> **Exercise details**
Could you write out every one of the rows below, character for character?

> **Listed entries**
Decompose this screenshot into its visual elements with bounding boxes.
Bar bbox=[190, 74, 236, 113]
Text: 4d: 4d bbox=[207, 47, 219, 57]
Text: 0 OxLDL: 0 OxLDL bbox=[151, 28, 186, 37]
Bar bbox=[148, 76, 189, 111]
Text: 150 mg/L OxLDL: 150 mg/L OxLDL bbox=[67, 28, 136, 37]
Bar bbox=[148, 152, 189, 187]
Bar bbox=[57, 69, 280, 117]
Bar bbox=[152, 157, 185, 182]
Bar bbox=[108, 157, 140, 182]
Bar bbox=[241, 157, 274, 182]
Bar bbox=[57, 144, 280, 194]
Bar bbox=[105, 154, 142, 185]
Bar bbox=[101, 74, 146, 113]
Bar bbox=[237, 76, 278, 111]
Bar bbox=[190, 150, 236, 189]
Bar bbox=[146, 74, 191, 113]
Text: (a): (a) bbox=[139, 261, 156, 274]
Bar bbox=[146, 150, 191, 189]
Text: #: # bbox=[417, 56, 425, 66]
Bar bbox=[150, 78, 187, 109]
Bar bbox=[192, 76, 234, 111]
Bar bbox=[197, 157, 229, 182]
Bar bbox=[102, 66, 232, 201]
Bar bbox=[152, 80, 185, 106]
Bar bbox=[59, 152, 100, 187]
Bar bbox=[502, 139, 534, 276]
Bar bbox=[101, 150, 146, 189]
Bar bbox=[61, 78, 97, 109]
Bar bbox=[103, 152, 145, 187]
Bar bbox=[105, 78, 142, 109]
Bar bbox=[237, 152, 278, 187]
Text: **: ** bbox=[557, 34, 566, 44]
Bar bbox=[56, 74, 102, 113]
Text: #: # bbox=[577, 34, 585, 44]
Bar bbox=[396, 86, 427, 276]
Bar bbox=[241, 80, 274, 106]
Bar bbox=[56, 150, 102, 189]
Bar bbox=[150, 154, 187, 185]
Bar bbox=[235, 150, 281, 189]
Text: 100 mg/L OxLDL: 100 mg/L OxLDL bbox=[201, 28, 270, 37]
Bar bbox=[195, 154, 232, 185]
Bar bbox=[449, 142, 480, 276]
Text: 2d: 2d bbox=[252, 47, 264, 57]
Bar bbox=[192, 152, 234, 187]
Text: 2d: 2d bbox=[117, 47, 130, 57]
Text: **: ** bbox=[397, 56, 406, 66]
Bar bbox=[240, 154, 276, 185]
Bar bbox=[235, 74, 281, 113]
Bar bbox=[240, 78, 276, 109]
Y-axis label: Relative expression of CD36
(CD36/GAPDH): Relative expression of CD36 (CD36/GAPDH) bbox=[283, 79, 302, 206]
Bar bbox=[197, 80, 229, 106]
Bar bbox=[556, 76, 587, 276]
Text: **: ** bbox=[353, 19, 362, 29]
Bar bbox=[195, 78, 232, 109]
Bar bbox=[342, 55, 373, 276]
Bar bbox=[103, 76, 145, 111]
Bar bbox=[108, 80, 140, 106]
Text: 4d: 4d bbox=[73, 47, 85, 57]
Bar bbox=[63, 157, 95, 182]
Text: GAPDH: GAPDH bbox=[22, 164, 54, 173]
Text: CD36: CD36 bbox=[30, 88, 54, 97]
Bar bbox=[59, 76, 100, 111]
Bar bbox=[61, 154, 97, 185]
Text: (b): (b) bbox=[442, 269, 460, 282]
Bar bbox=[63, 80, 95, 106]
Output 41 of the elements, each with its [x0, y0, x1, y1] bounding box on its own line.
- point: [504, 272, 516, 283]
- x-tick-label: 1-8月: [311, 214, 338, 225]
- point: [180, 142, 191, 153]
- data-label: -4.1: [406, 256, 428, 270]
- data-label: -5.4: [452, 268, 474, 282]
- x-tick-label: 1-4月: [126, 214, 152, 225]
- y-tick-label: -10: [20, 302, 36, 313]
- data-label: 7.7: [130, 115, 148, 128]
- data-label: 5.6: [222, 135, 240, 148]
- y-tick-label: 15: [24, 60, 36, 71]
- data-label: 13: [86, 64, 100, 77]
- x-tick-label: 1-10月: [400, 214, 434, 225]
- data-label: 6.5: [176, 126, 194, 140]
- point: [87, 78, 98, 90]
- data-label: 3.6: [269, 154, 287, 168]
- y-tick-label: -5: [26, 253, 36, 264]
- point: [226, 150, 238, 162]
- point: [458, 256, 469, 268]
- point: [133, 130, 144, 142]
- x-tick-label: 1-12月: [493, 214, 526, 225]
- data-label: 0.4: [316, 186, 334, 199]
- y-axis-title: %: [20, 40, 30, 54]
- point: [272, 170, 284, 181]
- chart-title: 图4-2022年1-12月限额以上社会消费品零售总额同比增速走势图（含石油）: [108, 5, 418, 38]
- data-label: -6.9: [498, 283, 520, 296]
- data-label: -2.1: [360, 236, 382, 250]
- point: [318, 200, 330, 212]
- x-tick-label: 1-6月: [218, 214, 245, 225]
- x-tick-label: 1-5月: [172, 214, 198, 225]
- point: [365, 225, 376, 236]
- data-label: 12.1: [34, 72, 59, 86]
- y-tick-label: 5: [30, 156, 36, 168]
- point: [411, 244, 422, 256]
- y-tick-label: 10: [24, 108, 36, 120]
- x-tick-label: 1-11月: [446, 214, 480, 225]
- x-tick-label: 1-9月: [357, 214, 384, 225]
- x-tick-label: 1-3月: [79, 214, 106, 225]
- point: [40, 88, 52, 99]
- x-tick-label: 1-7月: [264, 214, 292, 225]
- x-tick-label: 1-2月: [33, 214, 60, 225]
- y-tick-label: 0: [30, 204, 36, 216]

> **The result**
Decompose this screenshot into its visual elements with bounding boxes.
Bar bbox=[190, 74, 236, 113]
Text: 4d: 4d bbox=[207, 47, 219, 57]
Text: 0 OxLDL: 0 OxLDL bbox=[151, 28, 186, 37]
Bar bbox=[148, 76, 189, 111]
Text: 150 mg/L OxLDL: 150 mg/L OxLDL bbox=[67, 28, 136, 37]
Bar bbox=[148, 152, 189, 187]
Bar bbox=[57, 69, 280, 117]
Bar bbox=[152, 157, 185, 182]
Bar bbox=[108, 157, 140, 182]
Bar bbox=[241, 157, 274, 182]
Bar bbox=[57, 144, 280, 194]
Bar bbox=[105, 154, 142, 185]
Bar bbox=[101, 74, 146, 113]
Bar bbox=[237, 76, 278, 111]
Bar bbox=[190, 150, 236, 189]
Bar bbox=[146, 74, 191, 113]
Text: (a): (a) bbox=[139, 261, 156, 274]
Bar bbox=[146, 150, 191, 189]
Text: #: # bbox=[417, 56, 425, 66]
Bar bbox=[150, 78, 187, 109]
Bar bbox=[192, 76, 234, 111]
Bar bbox=[197, 157, 229, 182]
Bar bbox=[102, 66, 232, 201]
Bar bbox=[152, 80, 185, 106]
Bar bbox=[59, 152, 100, 187]
Bar bbox=[502, 139, 534, 276]
Bar bbox=[101, 150, 146, 189]
Bar bbox=[61, 78, 97, 109]
Bar bbox=[103, 152, 145, 187]
Bar bbox=[105, 78, 142, 109]
Bar bbox=[237, 152, 278, 187]
Text: **: ** bbox=[557, 34, 566, 44]
Bar bbox=[56, 74, 102, 113]
Text: #: # bbox=[577, 34, 585, 44]
Bar bbox=[396, 86, 427, 276]
Bar bbox=[241, 80, 274, 106]
Bar bbox=[56, 150, 102, 189]
Bar bbox=[150, 154, 187, 185]
Bar bbox=[235, 150, 281, 189]
Text: 100 mg/L OxLDL: 100 mg/L OxLDL bbox=[201, 28, 270, 37]
Bar bbox=[195, 154, 232, 185]
Bar bbox=[449, 142, 480, 276]
Text: 2d: 2d bbox=[252, 47, 264, 57]
Bar bbox=[192, 152, 234, 187]
Text: 2d: 2d bbox=[117, 47, 130, 57]
Text: **: ** bbox=[397, 56, 406, 66]
Bar bbox=[240, 154, 276, 185]
Bar bbox=[235, 74, 281, 113]
Bar bbox=[240, 78, 276, 109]
Y-axis label: Relative expression of CD36
(CD36/GAPDH): Relative expression of CD36 (CD36/GAPDH) bbox=[283, 79, 302, 206]
Bar bbox=[197, 80, 229, 106]
Bar bbox=[556, 76, 587, 276]
Text: **: ** bbox=[353, 19, 362, 29]
Bar bbox=[195, 78, 232, 109]
Bar bbox=[342, 55, 373, 276]
Bar bbox=[103, 76, 145, 111]
Bar bbox=[108, 80, 140, 106]
Text: 4d: 4d bbox=[73, 47, 85, 57]
Bar bbox=[63, 157, 95, 182]
Text: GAPDH: GAPDH bbox=[22, 164, 54, 173]
Text: CD36: CD36 bbox=[30, 88, 54, 97]
Bar bbox=[59, 76, 100, 111]
Bar bbox=[61, 154, 97, 185]
Text: (b): (b) bbox=[442, 269, 460, 282]
Bar bbox=[63, 80, 95, 106]
Output 41 of the elements, each with its [x0, y0, x1, y1] bounding box on its own line.
- point: [504, 272, 516, 283]
- x-tick-label: 1-8月: [311, 214, 338, 225]
- point: [180, 142, 191, 153]
- data-label: -4.1: [406, 256, 428, 270]
- data-label: -5.4: [452, 268, 474, 282]
- x-tick-label: 1-4月: [126, 214, 152, 225]
- y-tick-label: -10: [20, 302, 36, 313]
- data-label: 7.7: [130, 115, 148, 128]
- data-label: 5.6: [222, 135, 240, 148]
- y-tick-label: 15: [24, 60, 36, 71]
- data-label: 13: [86, 64, 100, 77]
- x-tick-label: 1-10月: [400, 214, 434, 225]
- data-label: 6.5: [176, 126, 194, 140]
- point: [87, 78, 98, 90]
- data-label: 3.6: [269, 154, 287, 168]
- y-tick-label: -5: [26, 253, 36, 264]
- point: [226, 150, 238, 162]
- point: [458, 256, 469, 268]
- point: [133, 130, 144, 142]
- x-tick-label: 1-12月: [493, 214, 526, 225]
- data-label: 0.4: [316, 186, 334, 199]
- y-axis-title: %: [20, 40, 30, 54]
- point: [272, 170, 284, 181]
- chart-title: 图4-2022年1-12月限额以上社会消费品零售总额同比增速走势图（含石油）: [108, 5, 418, 38]
- data-label: -6.9: [498, 283, 520, 296]
- data-label: -2.1: [360, 236, 382, 250]
- point: [318, 200, 330, 212]
- x-tick-label: 1-6月: [218, 214, 245, 225]
- x-tick-label: 1-5月: [172, 214, 198, 225]
- point: [365, 225, 376, 236]
- data-label: 12.1: [34, 72, 59, 86]
- y-tick-label: 5: [30, 156, 36, 168]
- point: [411, 244, 422, 256]
- y-tick-label: 10: [24, 108, 36, 120]
- x-tick-label: 1-11月: [446, 214, 480, 225]
- x-tick-label: 1-9月: [357, 214, 384, 225]
- x-tick-label: 1-3月: [79, 214, 106, 225]
- point: [40, 88, 52, 99]
- x-tick-label: 1-7月: [264, 214, 292, 225]
- x-tick-label: 1-2月: [33, 214, 60, 225]
- y-tick-label: 0: [30, 204, 36, 216]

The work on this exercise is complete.